WORK TO COMPLETE.
Give the material once more, word for word, without any images.

DATA TO PROCESS.
########################################
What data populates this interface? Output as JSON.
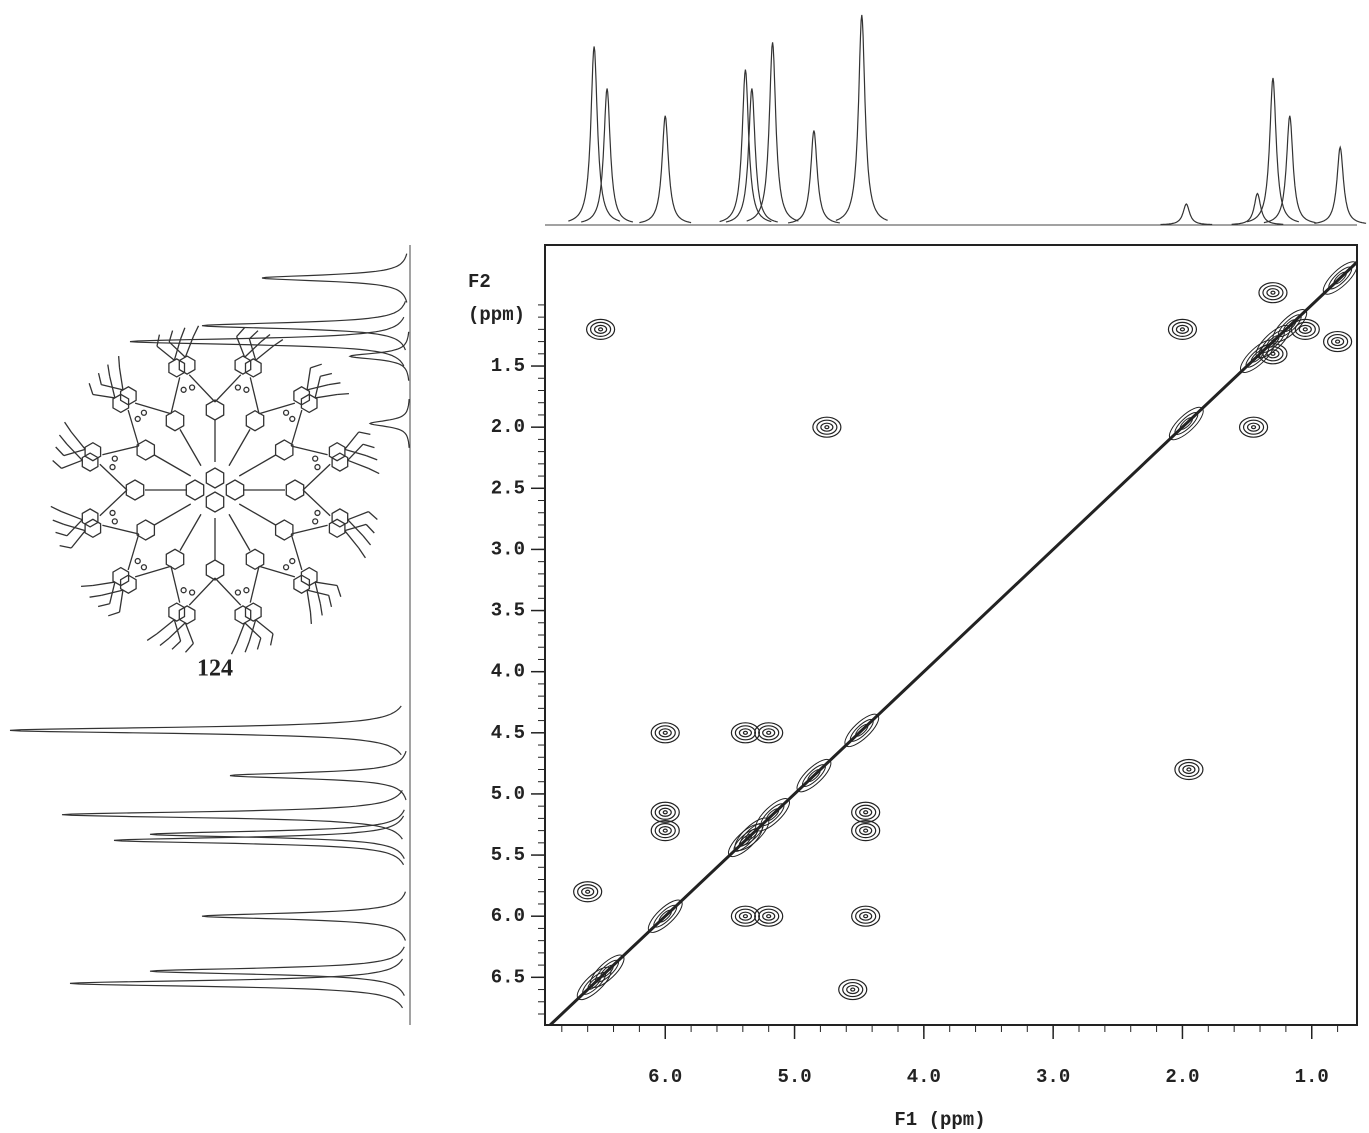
{
  "chart_data": {
    "type": "cosy",
    "compound_label": "124",
    "x_label": "F1 (ppm)",
    "y_label": [
      "F2",
      "(ppm)"
    ],
    "xlim": [
      6.93,
      0.65
    ],
    "ylim": [
      0.51,
      6.89
    ],
    "xticks": [
      {
        "value": 6,
        "label": "6.0"
      },
      {
        "value": 5,
        "label": "5.0"
      },
      {
        "value": 4,
        "label": "4.0"
      },
      {
        "value": 3,
        "label": "3.0"
      },
      {
        "value": 2,
        "label": "2.0"
      },
      {
        "value": 1,
        "label": "1.0"
      }
    ],
    "yticks": [
      1.5,
      {
        "value": 2,
        "label": "2.0"
      },
      2.5,
      {
        "value": 3,
        "label": "3.0"
      },
      3.5,
      {
        "value": 4,
        "label": "4.0"
      },
      4.5,
      {
        "value": 5,
        "label": "5.0"
      },
      5.5,
      {
        "value": 6,
        "label": "6.0"
      },
      6.5
    ],
    "peaks": [
      {
        "ppm": 6.55,
        "height": 85
      },
      {
        "ppm": 6.45,
        "height": 65
      },
      {
        "ppm": 6.0,
        "height": 52
      },
      {
        "ppm": 5.38,
        "height": 74
      },
      {
        "ppm": 5.33,
        "height": 65
      },
      {
        "ppm": 5.17,
        "height": 87
      },
      {
        "ppm": 4.85,
        "height": 45
      },
      {
        "ppm": 4.48,
        "height": 100
      },
      {
        "ppm": 1.97,
        "height": 10
      },
      {
        "ppm": 1.42,
        "height": 15
      },
      {
        "ppm": 1.3,
        "height": 70
      },
      {
        "ppm": 1.17,
        "height": 52
      },
      {
        "ppm": 0.78,
        "height": 37
      }
    ],
    "cross_peaks": [
      [
        6.0,
        4.5
      ],
      [
        5.38,
        4.5
      ],
      [
        5.2,
        4.5
      ],
      [
        6.0,
        5.15
      ],
      [
        6.0,
        5.3
      ],
      [
        4.45,
        5.15
      ],
      [
        4.45,
        5.3
      ],
      [
        5.38,
        6.0
      ],
      [
        5.2,
        6.0
      ],
      [
        4.45,
        6.0
      ],
      [
        4.75,
        2.0
      ],
      [
        2.0,
        1.2
      ],
      [
        1.45,
        2.0
      ],
      [
        1.95,
        4.8
      ],
      [
        1.3,
        0.9
      ],
      [
        1.05,
        1.2
      ],
      [
        0.8,
        1.3
      ],
      [
        1.3,
        1.4
      ],
      [
        6.5,
        1.2
      ],
      [
        4.55,
        6.6
      ],
      [
        6.6,
        5.8
      ]
    ]
  }
}
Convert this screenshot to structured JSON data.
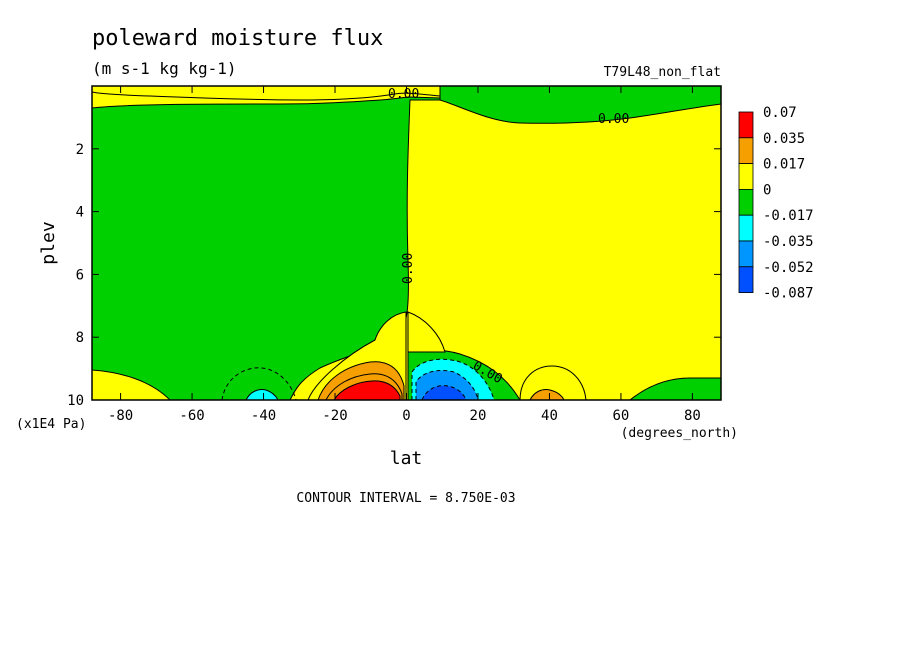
{
  "chart_data": {
    "type": "heatmap",
    "title": "poleward moisture flux",
    "subtitle": "(m s-1 kg kg-1)",
    "run_label": "T79L48_non_flat",
    "xlabel": "lat",
    "x_units": "(degrees_north)",
    "ylabel": "plev",
    "y_units": "(x1E4 Pa)",
    "xlim": [
      -88,
      88
    ],
    "ylim": [
      10,
      0
    ],
    "x_ticks": [
      -80,
      -60,
      -40,
      -20,
      0,
      20,
      40,
      60,
      80
    ],
    "y_ticks": [
      2,
      4,
      6,
      8,
      10
    ],
    "x_tick_labels": [
      "-80",
      "-60",
      "-40",
      "-20",
      "0",
      "20",
      "40",
      "60",
      "80"
    ],
    "y_tick_labels": [
      "2",
      "4",
      "6",
      "8",
      "10"
    ],
    "contour_interval_text": "CONTOUR INTERVAL = 8.750E-03",
    "contour_labels": [
      "0.00",
      "0.00",
      "0.00",
      "0.00"
    ],
    "legend": {
      "placement": "right",
      "levels": [
        "0.07",
        "0.035",
        "0.017",
        "0",
        "-0.017",
        "-0.035",
        "-0.052",
        "-0.087"
      ],
      "colors": [
        "#ff0000",
        "#f5a000",
        "#ffff00",
        "#00d000",
        "#00ffff",
        "#0096ff",
        "#0050ff"
      ]
    },
    "regions": [
      {
        "sign": "positive",
        "lat_range": [
          -88,
          -1
        ],
        "plev_range": [
          0,
          1
        ],
        "level": "0 to 0.017"
      },
      {
        "sign": "negative",
        "lat_range": [
          -88,
          -1
        ],
        "plev_range": [
          1,
          9.5
        ],
        "level": "-0.017 to 0"
      },
      {
        "sign": "positive",
        "lat_range": [
          0,
          88
        ],
        "plev_range": [
          0.8,
          10
        ],
        "level": "0 to 0.017"
      },
      {
        "sign": "positive",
        "lat_range": [
          -30,
          0
        ],
        "plev_range": [
          7.5,
          10
        ],
        "level": "up to 0.07",
        "peak_lat": -12,
        "peak_plev": 9.8
      },
      {
        "sign": "negative",
        "lat_range": [
          1,
          30
        ],
        "plev_range": [
          8.5,
          10
        ],
        "level": "down to -0.087",
        "peak_lat": 12,
        "peak_plev": 9.8
      },
      {
        "sign": "negative",
        "lat_range": [
          -45,
          -35
        ],
        "plev_range": [
          9.5,
          10
        ],
        "level": "-0.035 to -0.017"
      },
      {
        "sign": "positive",
        "lat_range": [
          36,
          48
        ],
        "plev_range": [
          9.5,
          10
        ],
        "level": "0.017 to 0.035"
      },
      {
        "sign": "negative",
        "lat_range": [
          60,
          88
        ],
        "plev_range": [
          9.2,
          10
        ],
        "level": "-0.017 to 0"
      }
    ]
  }
}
########################################
SOLUTION TO THE EXERCISE.
What data populates this interface? Output as JSON.
{
  "chart_data": {
    "type": "cosy",
    "compound_label": "124",
    "x_label": "F1 (ppm)",
    "y_label": [
      "F2",
      "(ppm)"
    ],
    "xlim": [
      6.93,
      0.65
    ],
    "ylim": [
      0.51,
      6.89
    ],
    "xticks": [
      {
        "value": 6,
        "label": "6.0"
      },
      {
        "value": 5,
        "label": "5.0"
      },
      {
        "value": 4,
        "label": "4.0"
      },
      {
        "value": 3,
        "label": "3.0"
      },
      {
        "value": 2,
        "label": "2.0"
      },
      {
        "value": 1,
        "label": "1.0"
      }
    ],
    "yticks": [
      1.5,
      {
        "value": 2,
        "label": "2.0"
      },
      2.5,
      {
        "value": 3,
        "label": "3.0"
      },
      3.5,
      {
        "value": 4,
        "label": "4.0"
      },
      4.5,
      {
        "value": 5,
        "label": "5.0"
      },
      5.5,
      {
        "value": 6,
        "label": "6.0"
      },
      6.5
    ],
    "peaks": [
      {
        "ppm": 6.55,
        "height": 85
      },
      {
        "ppm": 6.45,
        "height": 65
      },
      {
        "ppm": 6.0,
        "height": 52
      },
      {
        "ppm": 5.38,
        "height": 74
      },
      {
        "ppm": 5.33,
        "height": 65
      },
      {
        "ppm": 5.17,
        "height": 87
      },
      {
        "ppm": 4.85,
        "height": 45
      },
      {
        "ppm": 4.48,
        "height": 100
      },
      {
        "ppm": 1.97,
        "height": 10
      },
      {
        "ppm": 1.42,
        "height": 15
      },
      {
        "ppm": 1.3,
        "height": 70
      },
      {
        "ppm": 1.17,
        "height": 52
      },
      {
        "ppm": 0.78,
        "height": 37
      }
    ],
    "cross_peaks": [
      [
        6.0,
        4.5
      ],
      [
        5.38,
        4.5
      ],
      [
        5.2,
        4.5
      ],
      [
        6.0,
        5.15
      ],
      [
        6.0,
        5.3
      ],
      [
        4.45,
        5.15
      ],
      [
        4.45,
        5.3
      ],
      [
        5.38,
        6.0
      ],
      [
        5.2,
        6.0
      ],
      [
        4.45,
        6.0
      ],
      [
        4.75,
        2.0
      ],
      [
        2.0,
        1.2
      ],
      [
        1.45,
        2.0
      ],
      [
        1.95,
        4.8
      ],
      [
        1.3,
        0.9
      ],
      [
        1.05,
        1.2
      ],
      [
        0.8,
        1.3
      ],
      [
        1.3,
        1.4
      ],
      [
        6.5,
        1.2
      ],
      [
        4.55,
        6.6
      ],
      [
        6.6,
        5.8
      ]
    ]
  }
}
Convert this screenshot to structured JSON data.
{
  "chart_data": {
    "type": "heatmap",
    "title": "poleward moisture flux",
    "subtitle": "(m s-1 kg kg-1)",
    "run_label": "T79L48_non_flat",
    "xlabel": "lat",
    "x_units": "(degrees_north)",
    "ylabel": "plev",
    "y_units": "(x1E4 Pa)",
    "xlim": [
      -88,
      88
    ],
    "ylim": [
      10,
      0
    ],
    "x_ticks": [
      -80,
      -60,
      -40,
      -20,
      0,
      20,
      40,
      60,
      80
    ],
    "y_ticks": [
      2,
      4,
      6,
      8,
      10
    ],
    "x_tick_labels": [
      "-80",
      "-60",
      "-40",
      "-20",
      "0",
      "20",
      "40",
      "60",
      "80"
    ],
    "y_tick_labels": [
      "2",
      "4",
      "6",
      "8",
      "10"
    ],
    "contour_interval_text": "CONTOUR INTERVAL = 8.750E-03",
    "contour_labels": [
      "0.00",
      "0.00",
      "0.00",
      "0.00"
    ],
    "legend": {
      "placement": "right",
      "levels": [
        "0.07",
        "0.035",
        "0.017",
        "0",
        "-0.017",
        "-0.035",
        "-0.052",
        "-0.087"
      ],
      "colors": [
        "#ff0000",
        "#f5a000",
        "#ffff00",
        "#00d000",
        "#00ffff",
        "#0096ff",
        "#0050ff"
      ]
    },
    "regions": [
      {
        "sign": "positive",
        "lat_range": [
          -88,
          -1
        ],
        "plev_range": [
          0,
          1
        ],
        "level": "0 to 0.017"
      },
      {
        "sign": "negative",
        "lat_range": [
          -88,
          -1
        ],
        "plev_range": [
          1,
          9.5
        ],
        "level": "-0.017 to 0"
      },
      {
        "sign": "positive",
        "lat_range": [
          0,
          88
        ],
        "plev_range": [
          0.8,
          10
        ],
        "level": "0 to 0.017"
      },
      {
        "sign": "positive",
        "lat_range": [
          -30,
          0
        ],
        "plev_range": [
          7.5,
          10
        ],
        "level": "up to 0.07",
        "peak_lat": -12,
        "peak_plev": 9.8
      },
      {
        "sign": "negative",
        "lat_range": [
          1,
          30
        ],
        "plev_range": [
          8.5,
          10
        ],
        "level": "down to -0.087",
        "peak_lat": 12,
        "peak_plev": 9.8
      },
      {
        "sign": "negative",
        "lat_range": [
          -45,
          -35
        ],
        "plev_range": [
          9.5,
          10
        ],
        "level": "-0.035 to -0.017"
      },
      {
        "sign": "positive",
        "lat_range": [
          36,
          48
        ],
        "plev_range": [
          9.5,
          10
        ],
        "level": "0.017 to 0.035"
      },
      {
        "sign": "negative",
        "lat_range": [
          60,
          88
        ],
        "plev_range": [
          9.2,
          10
        ],
        "level": "-0.017 to 0"
      }
    ]
  }
}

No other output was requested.